Data entries for graphics:

--*--

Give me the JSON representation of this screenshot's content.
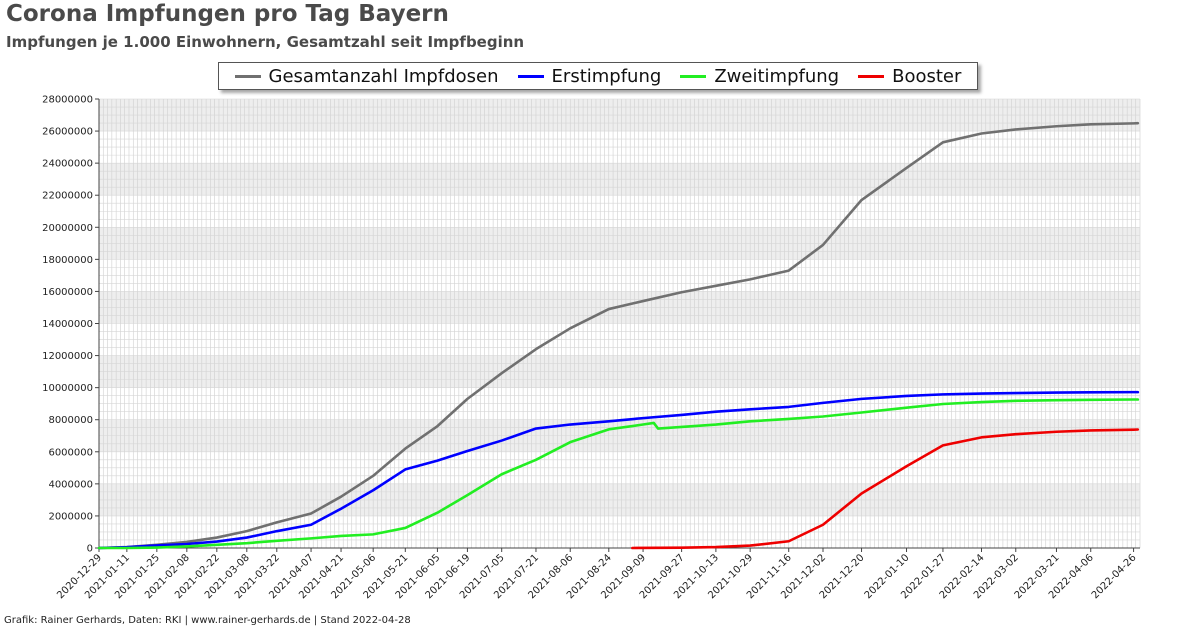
{
  "chart_data": {
    "type": "line",
    "title": "Corona Impfungen pro Tag Bayern",
    "subtitle": "Impfungen je 1.000 Einwohnern, Gesamtzahl seit Impfbeginn",
    "grid": true,
    "legend_position": "top-center",
    "ylim": [
      0,
      28000000
    ],
    "xlim": [
      "2020-12-29",
      "2022-04-29"
    ],
    "y_ticks": [
      "0",
      "2000000",
      "4000000",
      "6000000",
      "8000000",
      "10000000",
      "12000000",
      "14000000",
      "16000000",
      "18000000",
      "20000000",
      "22000000",
      "24000000",
      "26000000",
      "28000000"
    ],
    "x_ticks": [
      "2020-12-29",
      "2021-01-11",
      "2021-01-25",
      "2021-02-08",
      "2021-02-22",
      "2021-03-08",
      "2021-03-22",
      "2021-04-07",
      "2021-04-21",
      "2021-05-06",
      "2021-05-21",
      "2021-06-05",
      "2021-06-19",
      "2021-07-05",
      "2021-07-21",
      "2021-08-06",
      "2021-08-24",
      "2021-09-09",
      "2021-09-27",
      "2021-10-13",
      "2021-10-29",
      "2021-11-16",
      "2021-12-02",
      "2021-12-20",
      "2022-01-10",
      "2022-01-27",
      "2022-02-14",
      "2022-03-02",
      "2022-03-21",
      "2022-04-06",
      "2022-04-26"
    ],
    "series": [
      {
        "name": "Gesamtanzahl Impfdosen",
        "color": "#707070",
        "points": [
          [
            "2020-12-29",
            0
          ],
          [
            "2021-01-11",
            60000
          ],
          [
            "2021-01-25",
            200000
          ],
          [
            "2021-02-08",
            380000
          ],
          [
            "2021-02-22",
            650000
          ],
          [
            "2021-03-08",
            1050000
          ],
          [
            "2021-03-22",
            1600000
          ],
          [
            "2021-04-07",
            2150000
          ],
          [
            "2021-04-21",
            3200000
          ],
          [
            "2021-05-06",
            4500000
          ],
          [
            "2021-05-21",
            6200000
          ],
          [
            "2021-06-05",
            7600000
          ],
          [
            "2021-06-19",
            9300000
          ],
          [
            "2021-07-05",
            10900000
          ],
          [
            "2021-07-21",
            12400000
          ],
          [
            "2021-08-06",
            13700000
          ],
          [
            "2021-08-24",
            14900000
          ],
          [
            "2021-09-09",
            15400000
          ],
          [
            "2021-09-27",
            15950000
          ],
          [
            "2021-10-13",
            16350000
          ],
          [
            "2021-10-29",
            16750000
          ],
          [
            "2021-11-16",
            17300000
          ],
          [
            "2021-12-02",
            18900000
          ],
          [
            "2021-12-20",
            21700000
          ],
          [
            "2022-01-10",
            23700000
          ],
          [
            "2022-01-27",
            25300000
          ],
          [
            "2022-02-14",
            25850000
          ],
          [
            "2022-03-02",
            26100000
          ],
          [
            "2022-03-21",
            26300000
          ],
          [
            "2022-04-06",
            26420000
          ],
          [
            "2022-04-26",
            26480000
          ],
          [
            "2022-04-28",
            26490000
          ]
        ]
      },
      {
        "name": "Erstimpfung",
        "color": "#0000ff",
        "points": [
          [
            "2020-12-29",
            0
          ],
          [
            "2021-01-11",
            50000
          ],
          [
            "2021-01-25",
            160000
          ],
          [
            "2021-02-08",
            250000
          ],
          [
            "2021-02-22",
            400000
          ],
          [
            "2021-03-08",
            650000
          ],
          [
            "2021-03-22",
            1050000
          ],
          [
            "2021-04-07",
            1450000
          ],
          [
            "2021-04-21",
            2450000
          ],
          [
            "2021-05-06",
            3600000
          ],
          [
            "2021-05-21",
            4900000
          ],
          [
            "2021-06-05",
            5450000
          ],
          [
            "2021-06-19",
            6050000
          ],
          [
            "2021-07-05",
            6700000
          ],
          [
            "2021-07-21",
            7450000
          ],
          [
            "2021-08-06",
            7700000
          ],
          [
            "2021-08-24",
            7900000
          ],
          [
            "2021-09-09",
            8100000
          ],
          [
            "2021-09-27",
            8300000
          ],
          [
            "2021-10-13",
            8500000
          ],
          [
            "2021-10-29",
            8650000
          ],
          [
            "2021-11-16",
            8800000
          ],
          [
            "2021-12-02",
            9050000
          ],
          [
            "2021-12-20",
            9300000
          ],
          [
            "2022-01-10",
            9480000
          ],
          [
            "2022-01-27",
            9580000
          ],
          [
            "2022-02-14",
            9630000
          ],
          [
            "2022-03-02",
            9660000
          ],
          [
            "2022-03-21",
            9690000
          ],
          [
            "2022-04-06",
            9710000
          ],
          [
            "2022-04-26",
            9720000
          ],
          [
            "2022-04-28",
            9720000
          ]
        ]
      },
      {
        "name": "Zweitimpfung",
        "color": "#22ee22",
        "points": [
          [
            "2020-12-29",
            0
          ],
          [
            "2021-01-11",
            0
          ],
          [
            "2021-01-25",
            30000
          ],
          [
            "2021-02-08",
            100000
          ],
          [
            "2021-02-22",
            200000
          ],
          [
            "2021-03-08",
            300000
          ],
          [
            "2021-03-22",
            450000
          ],
          [
            "2021-04-07",
            600000
          ],
          [
            "2021-04-21",
            750000
          ],
          [
            "2021-05-06",
            850000
          ],
          [
            "2021-05-21",
            1250000
          ],
          [
            "2021-06-05",
            2200000
          ],
          [
            "2021-06-19",
            3300000
          ],
          [
            "2021-07-05",
            4600000
          ],
          [
            "2021-07-21",
            5500000
          ],
          [
            "2021-08-06",
            6600000
          ],
          [
            "2021-08-24",
            7400000
          ],
          [
            "2021-09-09",
            7700000
          ],
          [
            "2021-09-14",
            7800000
          ],
          [
            "2021-09-16",
            7450000
          ],
          [
            "2021-09-27",
            7550000
          ],
          [
            "2021-10-13",
            7700000
          ],
          [
            "2021-10-29",
            7900000
          ],
          [
            "2021-11-16",
            8050000
          ],
          [
            "2021-12-02",
            8200000
          ],
          [
            "2021-12-20",
            8450000
          ],
          [
            "2022-01-10",
            8750000
          ],
          [
            "2022-01-27",
            8980000
          ],
          [
            "2022-02-14",
            9100000
          ],
          [
            "2022-03-02",
            9180000
          ],
          [
            "2022-03-21",
            9220000
          ],
          [
            "2022-04-06",
            9240000
          ],
          [
            "2022-04-26",
            9260000
          ],
          [
            "2022-04-28",
            9260000
          ]
        ]
      },
      {
        "name": "Booster",
        "color": "#ee0000",
        "points": [
          [
            "2021-09-04",
            0
          ],
          [
            "2021-09-27",
            20000
          ],
          [
            "2021-10-13",
            60000
          ],
          [
            "2021-10-29",
            150000
          ],
          [
            "2021-11-16",
            420000
          ],
          [
            "2021-12-02",
            1450000
          ],
          [
            "2021-12-20",
            3400000
          ],
          [
            "2022-01-10",
            5100000
          ],
          [
            "2022-01-27",
            6400000
          ],
          [
            "2022-02-14",
            6900000
          ],
          [
            "2022-03-02",
            7100000
          ],
          [
            "2022-03-21",
            7250000
          ],
          [
            "2022-04-06",
            7330000
          ],
          [
            "2022-04-26",
            7380000
          ],
          [
            "2022-04-28",
            7390000
          ]
        ]
      }
    ]
  },
  "footer": "Grafik: Rainer Gerhards, Daten: RKI | www.rainer-gerhards.de | Stand 2022-04-28"
}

--*--

■ **Objective**: All the lines above are to be reproduced exactly, except the pictures.

■ **Response**:
Give me the JSON representation of this screenshot's content.
{
  "chart_data": {
    "type": "line",
    "title": "Corona Impfungen pro Tag Bayern",
    "subtitle": "Impfungen je 1.000 Einwohnern, Gesamtzahl seit Impfbeginn",
    "grid": true,
    "legend_position": "top-center",
    "ylim": [
      0,
      28000000
    ],
    "xlim": [
      "2020-12-29",
      "2022-04-29"
    ],
    "y_ticks": [
      "0",
      "2000000",
      "4000000",
      "6000000",
      "8000000",
      "10000000",
      "12000000",
      "14000000",
      "16000000",
      "18000000",
      "20000000",
      "22000000",
      "24000000",
      "26000000",
      "28000000"
    ],
    "x_ticks": [
      "2020-12-29",
      "2021-01-11",
      "2021-01-25",
      "2021-02-08",
      "2021-02-22",
      "2021-03-08",
      "2021-03-22",
      "2021-04-07",
      "2021-04-21",
      "2021-05-06",
      "2021-05-21",
      "2021-06-05",
      "2021-06-19",
      "2021-07-05",
      "2021-07-21",
      "2021-08-06",
      "2021-08-24",
      "2021-09-09",
      "2021-09-27",
      "2021-10-13",
      "2021-10-29",
      "2021-11-16",
      "2021-12-02",
      "2021-12-20",
      "2022-01-10",
      "2022-01-27",
      "2022-02-14",
      "2022-03-02",
      "2022-03-21",
      "2022-04-06",
      "2022-04-26"
    ],
    "series": [
      {
        "name": "Gesamtanzahl Impfdosen",
        "color": "#707070",
        "points": [
          [
            "2020-12-29",
            0
          ],
          [
            "2021-01-11",
            60000
          ],
          [
            "2021-01-25",
            200000
          ],
          [
            "2021-02-08",
            380000
          ],
          [
            "2021-02-22",
            650000
          ],
          [
            "2021-03-08",
            1050000
          ],
          [
            "2021-03-22",
            1600000
          ],
          [
            "2021-04-07",
            2150000
          ],
          [
            "2021-04-21",
            3200000
          ],
          [
            "2021-05-06",
            4500000
          ],
          [
            "2021-05-21",
            6200000
          ],
          [
            "2021-06-05",
            7600000
          ],
          [
            "2021-06-19",
            9300000
          ],
          [
            "2021-07-05",
            10900000
          ],
          [
            "2021-07-21",
            12400000
          ],
          [
            "2021-08-06",
            13700000
          ],
          [
            "2021-08-24",
            14900000
          ],
          [
            "2021-09-09",
            15400000
          ],
          [
            "2021-09-27",
            15950000
          ],
          [
            "2021-10-13",
            16350000
          ],
          [
            "2021-10-29",
            16750000
          ],
          [
            "2021-11-16",
            17300000
          ],
          [
            "2021-12-02",
            18900000
          ],
          [
            "2021-12-20",
            21700000
          ],
          [
            "2022-01-10",
            23700000
          ],
          [
            "2022-01-27",
            25300000
          ],
          [
            "2022-02-14",
            25850000
          ],
          [
            "2022-03-02",
            26100000
          ],
          [
            "2022-03-21",
            26300000
          ],
          [
            "2022-04-06",
            26420000
          ],
          [
            "2022-04-26",
            26480000
          ],
          [
            "2022-04-28",
            26490000
          ]
        ]
      },
      {
        "name": "Erstimpfung",
        "color": "#0000ff",
        "points": [
          [
            "2020-12-29",
            0
          ],
          [
            "2021-01-11",
            50000
          ],
          [
            "2021-01-25",
            160000
          ],
          [
            "2021-02-08",
            250000
          ],
          [
            "2021-02-22",
            400000
          ],
          [
            "2021-03-08",
            650000
          ],
          [
            "2021-03-22",
            1050000
          ],
          [
            "2021-04-07",
            1450000
          ],
          [
            "2021-04-21",
            2450000
          ],
          [
            "2021-05-06",
            3600000
          ],
          [
            "2021-05-21",
            4900000
          ],
          [
            "2021-06-05",
            5450000
          ],
          [
            "2021-06-19",
            6050000
          ],
          [
            "2021-07-05",
            6700000
          ],
          [
            "2021-07-21",
            7450000
          ],
          [
            "2021-08-06",
            7700000
          ],
          [
            "2021-08-24",
            7900000
          ],
          [
            "2021-09-09",
            8100000
          ],
          [
            "2021-09-27",
            8300000
          ],
          [
            "2021-10-13",
            8500000
          ],
          [
            "2021-10-29",
            8650000
          ],
          [
            "2021-11-16",
            8800000
          ],
          [
            "2021-12-02",
            9050000
          ],
          [
            "2021-12-20",
            9300000
          ],
          [
            "2022-01-10",
            9480000
          ],
          [
            "2022-01-27",
            9580000
          ],
          [
            "2022-02-14",
            9630000
          ],
          [
            "2022-03-02",
            9660000
          ],
          [
            "2022-03-21",
            9690000
          ],
          [
            "2022-04-06",
            9710000
          ],
          [
            "2022-04-26",
            9720000
          ],
          [
            "2022-04-28",
            9720000
          ]
        ]
      },
      {
        "name": "Zweitimpfung",
        "color": "#22ee22",
        "points": [
          [
            "2020-12-29",
            0
          ],
          [
            "2021-01-11",
            0
          ],
          [
            "2021-01-25",
            30000
          ],
          [
            "2021-02-08",
            100000
          ],
          [
            "2021-02-22",
            200000
          ],
          [
            "2021-03-08",
            300000
          ],
          [
            "2021-03-22",
            450000
          ],
          [
            "2021-04-07",
            600000
          ],
          [
            "2021-04-21",
            750000
          ],
          [
            "2021-05-06",
            850000
          ],
          [
            "2021-05-21",
            1250000
          ],
          [
            "2021-06-05",
            2200000
          ],
          [
            "2021-06-19",
            3300000
          ],
          [
            "2021-07-05",
            4600000
          ],
          [
            "2021-07-21",
            5500000
          ],
          [
            "2021-08-06",
            6600000
          ],
          [
            "2021-08-24",
            7400000
          ],
          [
            "2021-09-09",
            7700000
          ],
          [
            "2021-09-14",
            7800000
          ],
          [
            "2021-09-16",
            7450000
          ],
          [
            "2021-09-27",
            7550000
          ],
          [
            "2021-10-13",
            7700000
          ],
          [
            "2021-10-29",
            7900000
          ],
          [
            "2021-11-16",
            8050000
          ],
          [
            "2021-12-02",
            8200000
          ],
          [
            "2021-12-20",
            8450000
          ],
          [
            "2022-01-10",
            8750000
          ],
          [
            "2022-01-27",
            8980000
          ],
          [
            "2022-02-14",
            9100000
          ],
          [
            "2022-03-02",
            9180000
          ],
          [
            "2022-03-21",
            9220000
          ],
          [
            "2022-04-06",
            9240000
          ],
          [
            "2022-04-26",
            9260000
          ],
          [
            "2022-04-28",
            9260000
          ]
        ]
      },
      {
        "name": "Booster",
        "color": "#ee0000",
        "points": [
          [
            "2021-09-04",
            0
          ],
          [
            "2021-09-27",
            20000
          ],
          [
            "2021-10-13",
            60000
          ],
          [
            "2021-10-29",
            150000
          ],
          [
            "2021-11-16",
            420000
          ],
          [
            "2021-12-02",
            1450000
          ],
          [
            "2021-12-20",
            3400000
          ],
          [
            "2022-01-10",
            5100000
          ],
          [
            "2022-01-27",
            6400000
          ],
          [
            "2022-02-14",
            6900000
          ],
          [
            "2022-03-02",
            7100000
          ],
          [
            "2022-03-21",
            7250000
          ],
          [
            "2022-04-06",
            7330000
          ],
          [
            "2022-04-26",
            7380000
          ],
          [
            "2022-04-28",
            7390000
          ]
        ]
      }
    ]
  },
  "footer": "Grafik: Rainer Gerhards, Daten: RKI | www.rainer-gerhards.de | Stand 2022-04-28"
}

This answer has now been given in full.